>> BEGIN Provided records

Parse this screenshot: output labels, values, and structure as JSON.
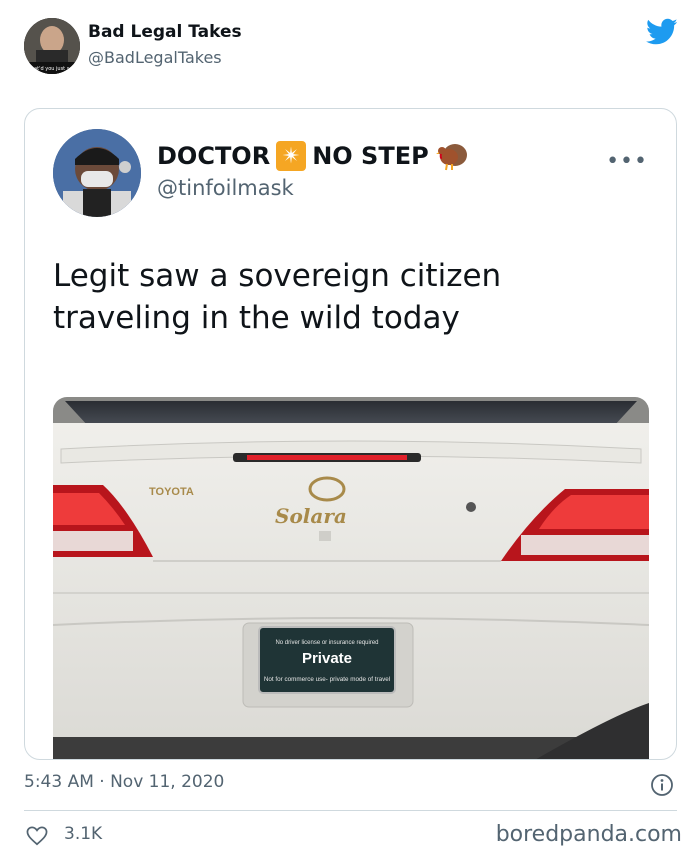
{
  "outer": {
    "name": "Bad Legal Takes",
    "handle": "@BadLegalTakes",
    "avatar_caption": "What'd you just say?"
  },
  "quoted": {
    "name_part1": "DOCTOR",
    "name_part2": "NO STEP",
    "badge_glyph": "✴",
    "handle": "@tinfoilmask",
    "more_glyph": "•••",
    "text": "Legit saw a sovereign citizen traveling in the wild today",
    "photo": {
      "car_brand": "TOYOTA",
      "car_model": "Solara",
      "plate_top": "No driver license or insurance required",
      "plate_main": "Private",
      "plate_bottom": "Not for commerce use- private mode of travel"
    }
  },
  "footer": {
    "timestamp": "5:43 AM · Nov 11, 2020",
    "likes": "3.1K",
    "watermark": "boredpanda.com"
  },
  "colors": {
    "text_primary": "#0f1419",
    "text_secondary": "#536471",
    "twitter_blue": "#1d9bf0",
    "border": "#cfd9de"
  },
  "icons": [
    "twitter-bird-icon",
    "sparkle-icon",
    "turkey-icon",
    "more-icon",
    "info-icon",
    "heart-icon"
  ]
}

>> END Provided records

Stated problem: Repeat each entry exactly as it appears; skip any picture.

Exercise response:
Parse this screenshot: output labels, values, and structure as JSON.
{
  "outer": {
    "name": "Bad Legal Takes",
    "handle": "@BadLegalTakes",
    "avatar_caption": "What'd you just say?"
  },
  "quoted": {
    "name_part1": "DOCTOR",
    "name_part2": "NO STEP",
    "badge_glyph": "✴",
    "handle": "@tinfoilmask",
    "more_glyph": "•••",
    "text": "Legit saw a sovereign citizen traveling in the wild today",
    "photo": {
      "car_brand": "TOYOTA",
      "car_model": "Solara",
      "plate_top": "No driver license or insurance required",
      "plate_main": "Private",
      "plate_bottom": "Not for commerce use- private mode of travel"
    }
  },
  "footer": {
    "timestamp": "5:43 AM · Nov 11, 2020",
    "likes": "3.1K",
    "watermark": "boredpanda.com"
  },
  "colors": {
    "text_primary": "#0f1419",
    "text_secondary": "#536471",
    "twitter_blue": "#1d9bf0",
    "border": "#cfd9de"
  },
  "icons": [
    "twitter-bird-icon",
    "sparkle-icon",
    "turkey-icon",
    "more-icon",
    "info-icon",
    "heart-icon"
  ]
}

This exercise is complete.